Leave out the pictures and restate the rest of the data exactly.
**** Task material
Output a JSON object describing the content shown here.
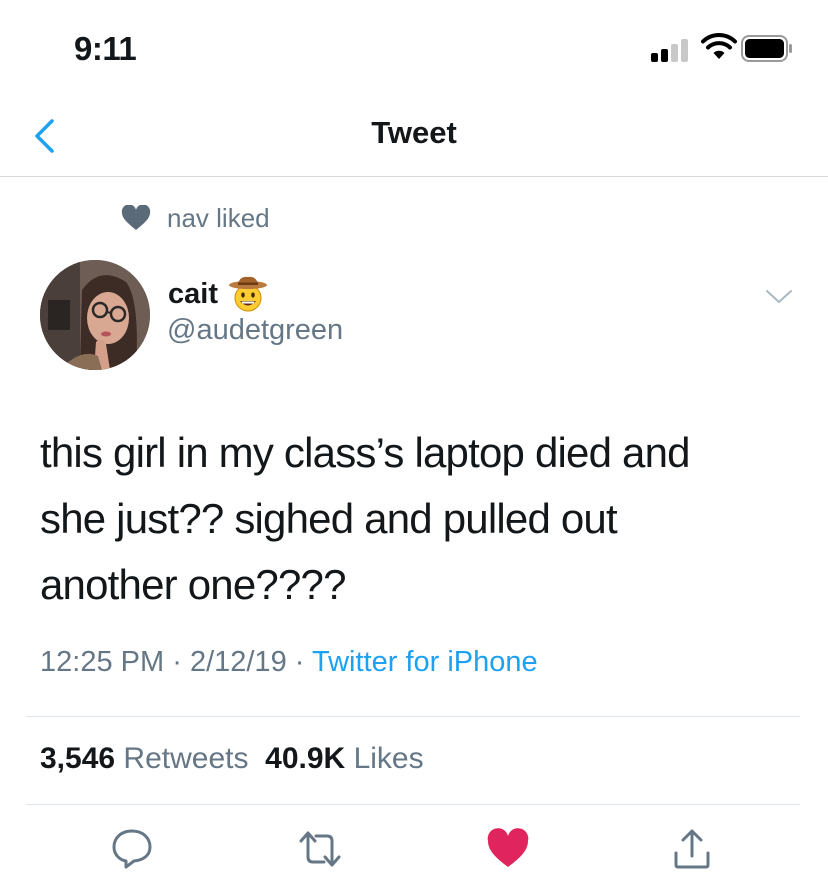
{
  "status_bar": {
    "time": "9:11",
    "icons": [
      "cellular-signal-icon",
      "wifi-icon",
      "battery-icon"
    ]
  },
  "nav": {
    "title": "Tweet",
    "back_icon": "chevron-left-icon"
  },
  "social_context": {
    "icon": "heart-icon",
    "text": "nav liked"
  },
  "author": {
    "display_name": "cait",
    "emoji_icon": "cowboy-hat-face-icon",
    "handle": "@audetgreen"
  },
  "tweet": {
    "lines": [
      "this girl in my class’s laptop died and",
      "she just?? sighed and pulled out",
      "another one????"
    ],
    "time": "12:25 PM",
    "date": "2/12/19",
    "separator": "·",
    "source": "Twitter for iPhone"
  },
  "stats": {
    "retweets_count": "3,546",
    "retweets_label": "Retweets",
    "likes_count": "40.9K",
    "likes_label": "Likes"
  },
  "actions": [
    "reply-icon",
    "retweet-icon",
    "like-icon",
    "share-icon"
  ],
  "colors": {
    "accent": "#1da1f2",
    "secondary_text": "#657786",
    "like_active": "#e0245e",
    "divider": "#e1e8ed"
  }
}
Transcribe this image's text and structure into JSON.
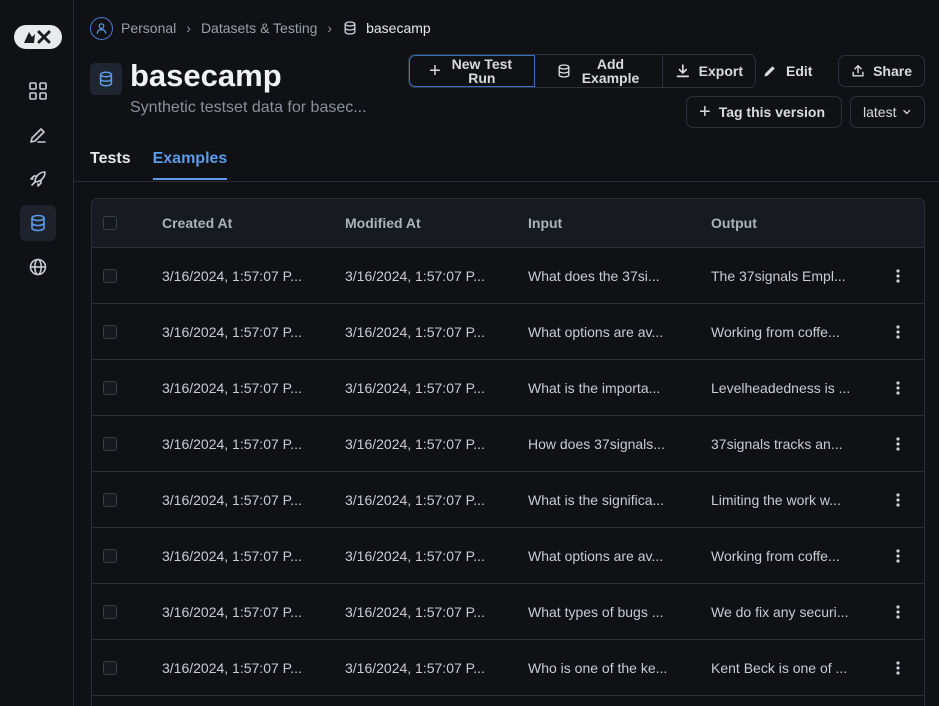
{
  "sidebar": {
    "items": [
      {
        "name": "grid-icon"
      },
      {
        "name": "pencil-icon"
      },
      {
        "name": "rocket-icon"
      },
      {
        "name": "database-icon",
        "active": true
      },
      {
        "name": "globe-icon"
      }
    ]
  },
  "breadcrumb": {
    "items": [
      "Personal",
      "Datasets & Testing",
      "basecamp"
    ]
  },
  "header": {
    "title": "basecamp",
    "subtitle": "Synthetic testset data for basec..."
  },
  "toolbar": {
    "new_test_run": "New Test Run",
    "add_example": "Add Example",
    "export": "Export",
    "edit": "Edit",
    "share": "Share",
    "tag_version": "Tag this version",
    "version_select": "latest"
  },
  "tabs": [
    {
      "label": "Tests",
      "active": false
    },
    {
      "label": "Examples",
      "active": true
    }
  ],
  "table": {
    "columns": [
      "Created At",
      "Modified At",
      "Input",
      "Output"
    ],
    "rows": [
      {
        "created": "3/16/2024, 1:57:07 P...",
        "modified": "3/16/2024, 1:57:07 P...",
        "input": "What does the 37si...",
        "output": "The 37signals Empl..."
      },
      {
        "created": "3/16/2024, 1:57:07 P...",
        "modified": "3/16/2024, 1:57:07 P...",
        "input": "What options are av...",
        "output": "Working from coffe..."
      },
      {
        "created": "3/16/2024, 1:57:07 P...",
        "modified": "3/16/2024, 1:57:07 P...",
        "input": "What is the importa...",
        "output": "Levelheadedness is ..."
      },
      {
        "created": "3/16/2024, 1:57:07 P...",
        "modified": "3/16/2024, 1:57:07 P...",
        "input": "How does 37signals...",
        "output": "37signals tracks an..."
      },
      {
        "created": "3/16/2024, 1:57:07 P...",
        "modified": "3/16/2024, 1:57:07 P...",
        "input": "What is the significa...",
        "output": "Limiting the work w..."
      },
      {
        "created": "3/16/2024, 1:57:07 P...",
        "modified": "3/16/2024, 1:57:07 P...",
        "input": "What options are av...",
        "output": "Working from coffe..."
      },
      {
        "created": "3/16/2024, 1:57:07 P...",
        "modified": "3/16/2024, 1:57:07 P...",
        "input": "What types of bugs ...",
        "output": "We do fix any securi..."
      },
      {
        "created": "3/16/2024, 1:57:07 P...",
        "modified": "3/16/2024, 1:57:07 P...",
        "input": "Who is one of the ke...",
        "output": "Kent Beck is one of ..."
      }
    ]
  },
  "colors": {
    "background": "#0f1115",
    "accent": "#5b9be8",
    "border": "#2a2e36"
  }
}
********
** Expected answer **
Output a JSON object describing the content shown here.
{
  "status_bar": {
    "time": "9:11",
    "icons": [
      "cellular-signal-icon",
      "wifi-icon",
      "battery-icon"
    ]
  },
  "nav": {
    "title": "Tweet",
    "back_icon": "chevron-left-icon"
  },
  "social_context": {
    "icon": "heart-icon",
    "text": "nav liked"
  },
  "author": {
    "display_name": "cait",
    "emoji_icon": "cowboy-hat-face-icon",
    "handle": "@audetgreen"
  },
  "tweet": {
    "lines": [
      "this girl in my class’s laptop died and",
      "she just?? sighed and pulled out",
      "another one????"
    ],
    "time": "12:25 PM",
    "date": "2/12/19",
    "separator": "·",
    "source": "Twitter for iPhone"
  },
  "stats": {
    "retweets_count": "3,546",
    "retweets_label": "Retweets",
    "likes_count": "40.9K",
    "likes_label": "Likes"
  },
  "actions": [
    "reply-icon",
    "retweet-icon",
    "like-icon",
    "share-icon"
  ],
  "colors": {
    "accent": "#1da1f2",
    "secondary_text": "#657786",
    "like_active": "#e0245e",
    "divider": "#e1e8ed"
  }
}
Transcribe this image's text and structure into JSON.
{
  "sidebar": {
    "items": [
      {
        "name": "grid-icon"
      },
      {
        "name": "pencil-icon"
      },
      {
        "name": "rocket-icon"
      },
      {
        "name": "database-icon",
        "active": true
      },
      {
        "name": "globe-icon"
      }
    ]
  },
  "breadcrumb": {
    "items": [
      "Personal",
      "Datasets & Testing",
      "basecamp"
    ]
  },
  "header": {
    "title": "basecamp",
    "subtitle": "Synthetic testset data for basec..."
  },
  "toolbar": {
    "new_test_run": "New Test Run",
    "add_example": "Add Example",
    "export": "Export",
    "edit": "Edit",
    "share": "Share",
    "tag_version": "Tag this version",
    "version_select": "latest"
  },
  "tabs": [
    {
      "label": "Tests",
      "active": false
    },
    {
      "label": "Examples",
      "active": true
    }
  ],
  "table": {
    "columns": [
      "Created At",
      "Modified At",
      "Input",
      "Output"
    ],
    "rows": [
      {
        "created": "3/16/2024, 1:57:07 P...",
        "modified": "3/16/2024, 1:57:07 P...",
        "input": "What does the 37si...",
        "output": "The 37signals Empl..."
      },
      {
        "created": "3/16/2024, 1:57:07 P...",
        "modified": "3/16/2024, 1:57:07 P...",
        "input": "What options are av...",
        "output": "Working from coffe..."
      },
      {
        "created": "3/16/2024, 1:57:07 P...",
        "modified": "3/16/2024, 1:57:07 P...",
        "input": "What is the importa...",
        "output": "Levelheadedness is ..."
      },
      {
        "created": "3/16/2024, 1:57:07 P...",
        "modified": "3/16/2024, 1:57:07 P...",
        "input": "How does 37signals...",
        "output": "37signals tracks an..."
      },
      {
        "created": "3/16/2024, 1:57:07 P...",
        "modified": "3/16/2024, 1:57:07 P...",
        "input": "What is the significa...",
        "output": "Limiting the work w..."
      },
      {
        "created": "3/16/2024, 1:57:07 P...",
        "modified": "3/16/2024, 1:57:07 P...",
        "input": "What options are av...",
        "output": "Working from coffe..."
      },
      {
        "created": "3/16/2024, 1:57:07 P...",
        "modified": "3/16/2024, 1:57:07 P...",
        "input": "What types of bugs ...",
        "output": "We do fix any securi..."
      },
      {
        "created": "3/16/2024, 1:57:07 P...",
        "modified": "3/16/2024, 1:57:07 P...",
        "input": "Who is one of the ke...",
        "output": "Kent Beck is one of ..."
      }
    ]
  },
  "colors": {
    "background": "#0f1115",
    "accent": "#5b9be8",
    "border": "#2a2e36"
  }
}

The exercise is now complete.